§ **Task prompt**: Everything in the data should be repeated exactly, save for the images.

§ **Given entries**:
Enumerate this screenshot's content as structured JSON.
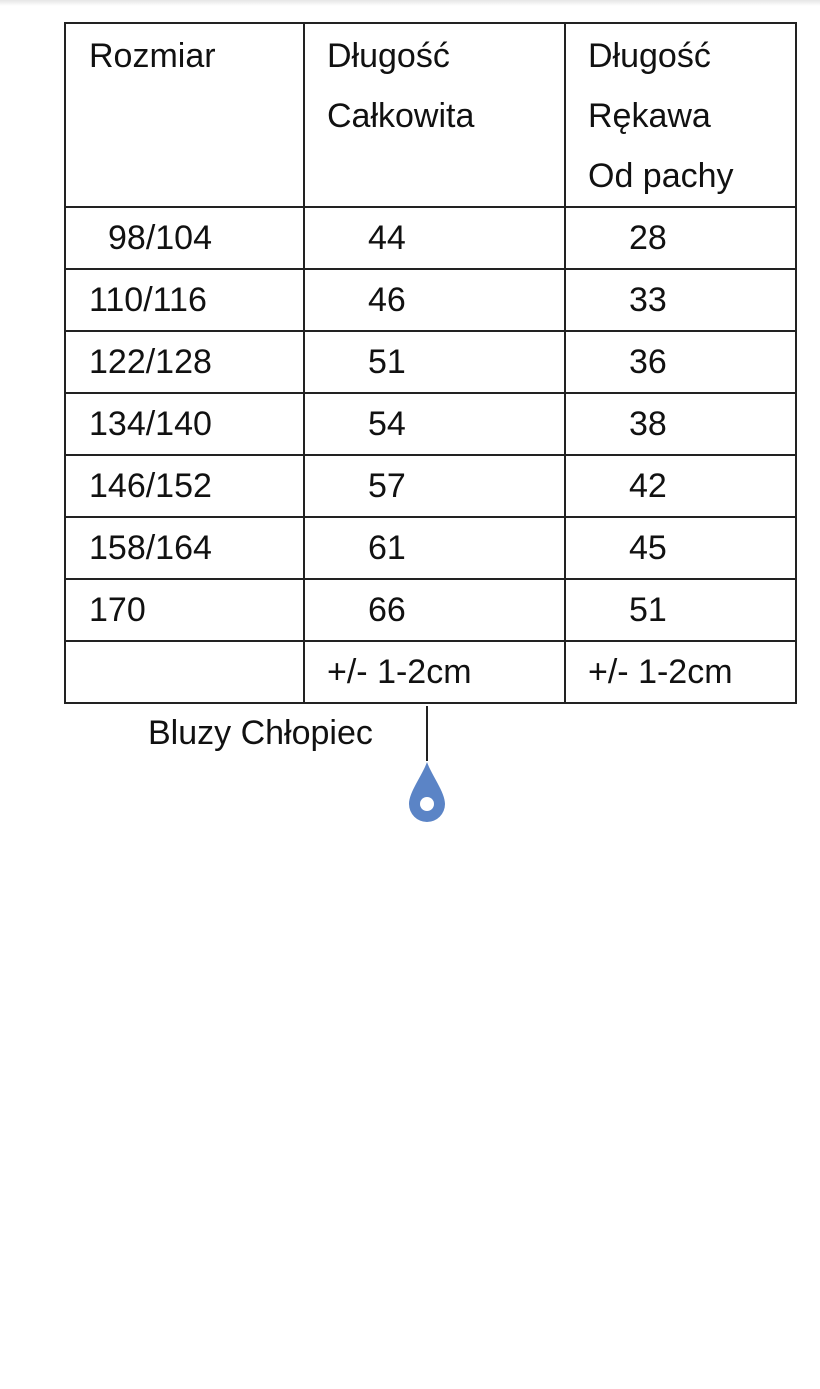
{
  "table": {
    "headers": [
      [
        "Rozmiar"
      ],
      [
        "Długość",
        "Całkowita"
      ],
      [
        "Długość",
        "Rękawa",
        "Od pachy"
      ]
    ],
    "rows": [
      [
        "98/104",
        "44",
        "28"
      ],
      [
        "110/116",
        "46",
        "33"
      ],
      [
        "122/128",
        "51",
        "36"
      ],
      [
        "134/140",
        "54",
        "38"
      ],
      [
        "146/152",
        "57",
        "42"
      ],
      [
        "158/164",
        "61",
        "45"
      ],
      [
        "170",
        "66",
        "51"
      ]
    ],
    "footer": [
      "",
      "+/- 1-2cm",
      "+/- 1-2cm"
    ]
  },
  "caption": "Bluzy Chłopiec",
  "colors": {
    "cursor_handle": "#5b84c6"
  },
  "icons": {
    "cursor_handle": "text-selection-handle-icon"
  }
}
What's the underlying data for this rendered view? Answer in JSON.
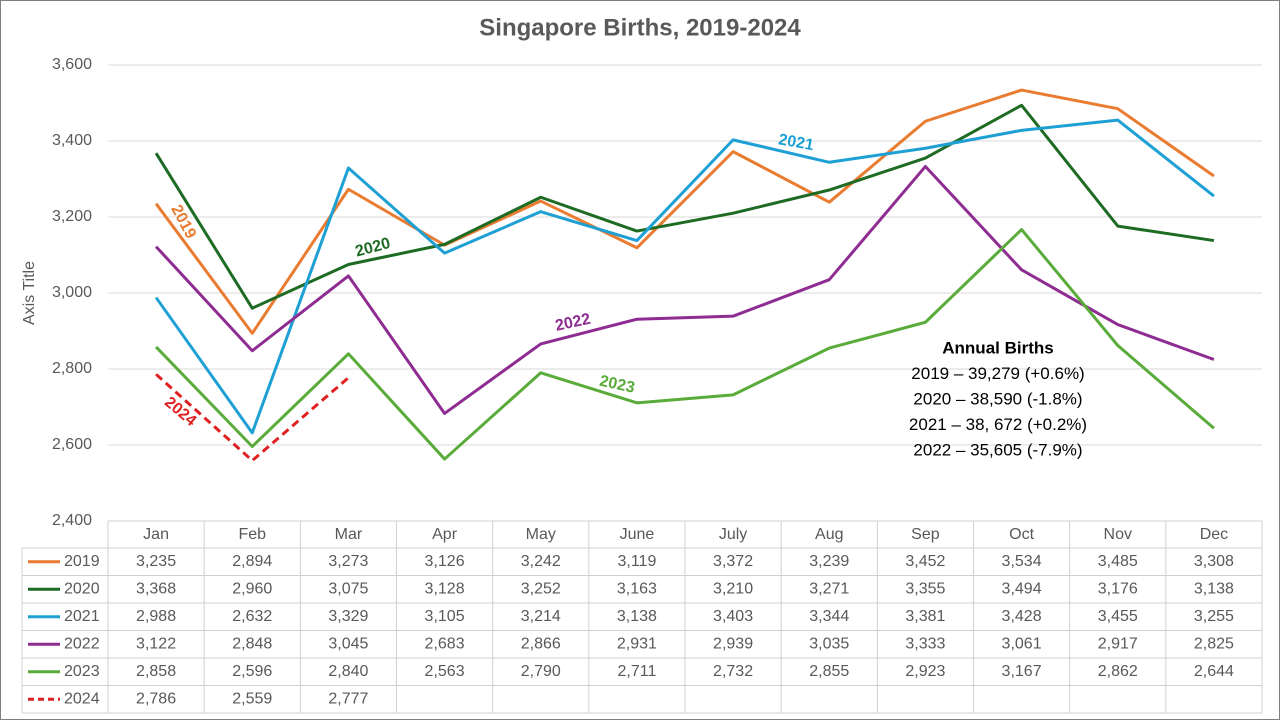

§ **Written answer**:
Enumerate this screenshot's content as structured JSON.
{
  "table": {
    "headers": [
      [
        "Rozmiar"
      ],
      [
        "Długość",
        "Całkowita"
      ],
      [
        "Długość",
        "Rękawa",
        "Od pachy"
      ]
    ],
    "rows": [
      [
        "98/104",
        "44",
        "28"
      ],
      [
        "110/116",
        "46",
        "33"
      ],
      [
        "122/128",
        "51",
        "36"
      ],
      [
        "134/140",
        "54",
        "38"
      ],
      [
        "146/152",
        "57",
        "42"
      ],
      [
        "158/164",
        "61",
        "45"
      ],
      [
        "170",
        "66",
        "51"
      ]
    ],
    "footer": [
      "",
      "+/- 1-2cm",
      "+/- 1-2cm"
    ]
  },
  "caption": "Bluzy Chłopiec",
  "colors": {
    "cursor_handle": "#5b84c6"
  },
  "icons": {
    "cursor_handle": "text-selection-handle-icon"
  }
}
What's the underlying data for this rendered view? Answer in JSON.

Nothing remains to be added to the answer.